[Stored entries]
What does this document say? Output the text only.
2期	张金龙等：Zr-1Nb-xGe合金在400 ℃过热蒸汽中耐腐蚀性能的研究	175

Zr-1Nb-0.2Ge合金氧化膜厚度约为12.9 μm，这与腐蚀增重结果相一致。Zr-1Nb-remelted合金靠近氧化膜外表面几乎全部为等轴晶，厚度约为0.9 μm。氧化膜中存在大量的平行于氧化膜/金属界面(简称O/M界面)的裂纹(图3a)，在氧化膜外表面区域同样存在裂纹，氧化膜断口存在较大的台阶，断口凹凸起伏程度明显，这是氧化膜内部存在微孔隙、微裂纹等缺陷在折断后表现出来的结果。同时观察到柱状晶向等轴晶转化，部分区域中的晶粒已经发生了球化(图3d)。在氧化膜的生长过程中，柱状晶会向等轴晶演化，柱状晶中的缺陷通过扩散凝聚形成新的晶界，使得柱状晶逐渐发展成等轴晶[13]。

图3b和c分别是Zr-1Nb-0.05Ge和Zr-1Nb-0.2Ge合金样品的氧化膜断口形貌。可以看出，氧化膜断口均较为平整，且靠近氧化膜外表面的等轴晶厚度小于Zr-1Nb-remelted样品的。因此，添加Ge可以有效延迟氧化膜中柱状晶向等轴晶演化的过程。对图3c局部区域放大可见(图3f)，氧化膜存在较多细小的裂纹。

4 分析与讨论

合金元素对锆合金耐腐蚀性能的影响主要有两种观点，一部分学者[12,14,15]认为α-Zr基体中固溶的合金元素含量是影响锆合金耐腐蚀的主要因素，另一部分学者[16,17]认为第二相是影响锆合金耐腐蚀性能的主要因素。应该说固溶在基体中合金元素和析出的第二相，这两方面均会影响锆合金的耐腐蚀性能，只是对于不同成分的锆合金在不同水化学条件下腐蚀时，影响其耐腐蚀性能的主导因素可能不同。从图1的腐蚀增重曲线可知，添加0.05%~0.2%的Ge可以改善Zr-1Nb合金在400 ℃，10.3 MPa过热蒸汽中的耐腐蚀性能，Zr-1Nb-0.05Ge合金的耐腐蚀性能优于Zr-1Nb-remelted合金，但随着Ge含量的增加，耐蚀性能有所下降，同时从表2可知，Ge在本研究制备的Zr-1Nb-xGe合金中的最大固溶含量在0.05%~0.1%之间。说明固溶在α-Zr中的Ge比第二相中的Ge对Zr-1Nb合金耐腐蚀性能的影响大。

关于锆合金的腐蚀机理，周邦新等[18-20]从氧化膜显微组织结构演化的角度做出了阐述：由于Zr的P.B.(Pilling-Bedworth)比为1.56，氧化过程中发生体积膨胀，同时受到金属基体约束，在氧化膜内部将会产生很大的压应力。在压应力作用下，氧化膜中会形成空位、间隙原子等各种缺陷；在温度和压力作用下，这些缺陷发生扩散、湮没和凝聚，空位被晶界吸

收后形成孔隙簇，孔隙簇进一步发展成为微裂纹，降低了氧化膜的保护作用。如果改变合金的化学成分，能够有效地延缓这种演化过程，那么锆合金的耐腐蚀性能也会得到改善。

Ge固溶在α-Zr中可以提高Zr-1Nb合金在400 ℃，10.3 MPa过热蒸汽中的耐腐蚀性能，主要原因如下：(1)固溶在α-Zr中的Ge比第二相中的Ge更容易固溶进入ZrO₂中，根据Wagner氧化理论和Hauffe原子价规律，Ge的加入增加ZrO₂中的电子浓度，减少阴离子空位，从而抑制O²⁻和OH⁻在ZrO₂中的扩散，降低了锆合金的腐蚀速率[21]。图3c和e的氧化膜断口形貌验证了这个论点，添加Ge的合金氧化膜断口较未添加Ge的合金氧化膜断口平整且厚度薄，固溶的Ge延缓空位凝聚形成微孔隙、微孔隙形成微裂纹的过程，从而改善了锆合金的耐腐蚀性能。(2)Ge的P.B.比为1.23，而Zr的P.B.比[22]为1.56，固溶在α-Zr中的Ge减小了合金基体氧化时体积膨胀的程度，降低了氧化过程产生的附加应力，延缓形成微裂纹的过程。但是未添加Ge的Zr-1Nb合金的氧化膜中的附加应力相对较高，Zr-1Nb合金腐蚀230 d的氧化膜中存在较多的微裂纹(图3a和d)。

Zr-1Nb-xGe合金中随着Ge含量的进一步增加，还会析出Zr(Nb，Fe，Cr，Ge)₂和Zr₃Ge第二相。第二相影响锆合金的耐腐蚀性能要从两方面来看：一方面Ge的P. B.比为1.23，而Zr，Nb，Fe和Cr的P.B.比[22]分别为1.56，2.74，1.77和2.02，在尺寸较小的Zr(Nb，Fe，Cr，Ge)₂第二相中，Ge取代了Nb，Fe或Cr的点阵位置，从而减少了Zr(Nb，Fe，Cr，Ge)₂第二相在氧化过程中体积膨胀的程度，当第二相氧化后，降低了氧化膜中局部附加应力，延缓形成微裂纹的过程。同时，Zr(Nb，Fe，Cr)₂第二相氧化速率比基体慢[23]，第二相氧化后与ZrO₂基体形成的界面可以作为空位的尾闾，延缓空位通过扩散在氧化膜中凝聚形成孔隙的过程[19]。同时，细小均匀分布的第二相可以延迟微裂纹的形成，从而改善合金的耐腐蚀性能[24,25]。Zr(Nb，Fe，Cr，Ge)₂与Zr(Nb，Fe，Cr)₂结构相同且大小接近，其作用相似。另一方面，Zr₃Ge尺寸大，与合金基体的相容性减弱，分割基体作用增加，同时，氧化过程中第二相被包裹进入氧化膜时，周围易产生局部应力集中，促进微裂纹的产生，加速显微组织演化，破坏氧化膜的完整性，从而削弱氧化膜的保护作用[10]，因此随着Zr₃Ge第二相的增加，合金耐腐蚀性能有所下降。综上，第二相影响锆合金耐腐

Written problem: Exact copies of all the records are required.

Reply to the exercise:
What does this document say? Output the text only.
2期	张金龙等：Zr-1Nb-xGe合金在400 ℃过热蒸汽中耐腐蚀性能的研究	175

Zr-1Nb-0.2Ge合金氧化膜厚度约为12.9 μm，这与腐蚀增重结果相一致。Zr-1Nb-remelted合金靠近氧化膜外表面几乎全部为等轴晶，厚度约为0.9 μm。氧化膜中存在大量的平行于氧化膜/金属界面(简称O/M界面)的裂纹(图3a)，在氧化膜外表面区域同样存在裂纹，氧化膜断口存在较大的台阶，断口凹凸起伏程度明显，这是氧化膜内部存在微孔隙、微裂纹等缺陷在折断后表现出来的结果。同时观察到柱状晶向等轴晶转化，部分区域中的晶粒已经发生了球化(图3d)。在氧化膜的生长过程中，柱状晶会向等轴晶演化，柱状晶中的缺陷通过扩散凝聚形成新的晶界，使得柱状晶逐渐发展成等轴晶[13]。

图3b和c分别是Zr-1Nb-0.05Ge和Zr-1Nb-0.2Ge合金样品的氧化膜断口形貌。可以看出，氧化膜断口均较为平整，且靠近氧化膜外表面的等轴晶厚度小于Zr-1Nb-remelted样品的。因此，添加Ge可以有效延迟氧化膜中柱状晶向等轴晶演化的过程。对图3c局部区域放大可见(图3f)，氧化膜存在较多细小的裂纹。

4 分析与讨论

合金元素对锆合金耐腐蚀性能的影响主要有两种观点，一部分学者[12,14,15]认为α-Zr基体中固溶的合金元素含量是影响锆合金耐腐蚀的主要因素，另一部分学者[16,17]认为第二相是影响锆合金耐腐蚀性能的主要因素。应该说固溶在基体中合金元素和析出的第二相，这两方面均会影响锆合金的耐腐蚀性能，只是对于不同成分的锆合金在不同水化学条件下腐蚀时，影响其耐腐蚀性能的主导因素可能不同。从图1的腐蚀增重曲线可知，添加0.05%~0.2%的Ge可以改善Zr-1Nb合金在400 ℃，10.3 MPa过热蒸汽中的耐腐蚀性能，Zr-1Nb-0.05Ge合金的耐腐蚀性能优于Zr-1Nb-remelted合金，但随着Ge含量的增加，耐蚀性能有所下降，同时从表2可知，Ge在本研究制备的Zr-1Nb-xGe合金中的最大固溶含量在0.05%~0.1%之间。说明固溶在α-Zr中的Ge比第二相中的Ge对Zr-1Nb合金耐腐蚀性能的影响大。

关于锆合金的腐蚀机理，周邦新等[18-20]从氧化膜显微组织结构演化的角度做出了阐述：由于Zr的P.B.(Pilling-Bedworth)比为1.56，氧化过程中发生体积膨胀，同时受到金属基体约束，在氧化膜内部将会产生很大的压应力。在压应力作用下，氧化膜中会形成空位、间隙原子等各种缺陷；在温度和压力作用下，这些缺陷发生扩散、湮没和凝聚，空位被晶界吸

收后形成孔隙簇，孔隙簇进一步发展成为微裂纹，降低了氧化膜的保护作用。如果改变合金的化学成分，能够有效地延缓这种演化过程，那么锆合金的耐腐蚀性能也会得到改善。

Ge固溶在α-Zr中可以提高Zr-1Nb合金在400 ℃，10.3 MPa过热蒸汽中的耐腐蚀性能，主要原因如下：(1)固溶在α-Zr中的Ge比第二相中的Ge更容易固溶进入ZrO₂中，根据Wagner氧化理论和Hauffe原子价规律，Ge的加入增加ZrO₂中的电子浓度，减少阴离子空位，从而抑制O²⁻和OH⁻在ZrO₂中的扩散，降低了锆合金的腐蚀速率[21]。图3c和e的氧化膜断口形貌验证了这个论点，添加Ge的合金氧化膜断口较未添加Ge的合金氧化膜断口平整且厚度薄，固溶的Ge延缓空位凝聚形成微孔隙、微孔隙形成微裂纹的过程，从而改善了锆合金的耐腐蚀性能。(2)Ge的P.B.比为1.23，而Zr的P.B.比[22]为1.56，固溶在α-Zr中的Ge减小了合金基体氧化时体积膨胀的程度，降低了氧化过程产生的附加应力，延缓形成微裂纹的过程。但是未添加Ge的Zr-1Nb合金的氧化膜中的附加应力相对较高，Zr-1Nb合金腐蚀230 d的氧化膜中存在较多的微裂纹(图3a和d)。

Zr-1Nb-xGe合金中随着Ge含量的进一步增加，还会析出Zr(Nb，Fe，Cr，Ge)₂和Zr₃Ge第二相。第二相影响锆合金的耐腐蚀性能要从两方面来看：一方面Ge的P. B.比为1.23，而Zr，Nb，Fe和Cr的P.B.比[22]分别为1.56，2.74，1.77和2.02，在尺寸较小的Zr(Nb，Fe，Cr，Ge)₂第二相中，Ge取代了Nb，Fe或Cr的点阵位置，从而减少了Zr(Nb，Fe，Cr，Ge)₂第二相在氧化过程中体积膨胀的程度，当第二相氧化后，降低了氧化膜中局部附加应力，延缓形成微裂纹的过程。同时，Zr(Nb，Fe，Cr)₂第二相氧化速率比基体慢[23]，第二相氧化后与ZrO₂基体形成的界面可以作为空位的尾闾，延缓空位通过扩散在氧化膜中凝聚形成孔隙的过程[19]。同时，细小均匀分布的第二相可以延迟微裂纹的形成，从而改善合金的耐腐蚀性能[24,25]。Zr(Nb，Fe，Cr，Ge)₂与Zr(Nb，Fe，Cr)₂结构相同且大小接近，其作用相似。另一方面，Zr₃Ge尺寸大，与合金基体的相容性减弱，分割基体作用增加，同时，氧化过程中第二相被包裹进入氧化膜时，周围易产生局部应力集中，促进微裂纹的产生，加速显微组织演化，破坏氧化膜的完整性，从而削弱氧化膜的保护作用[10]，因此随着Zr₃Ge第二相的增加，合金耐腐蚀性能有所下降。综上，第二相影响锆合金耐腐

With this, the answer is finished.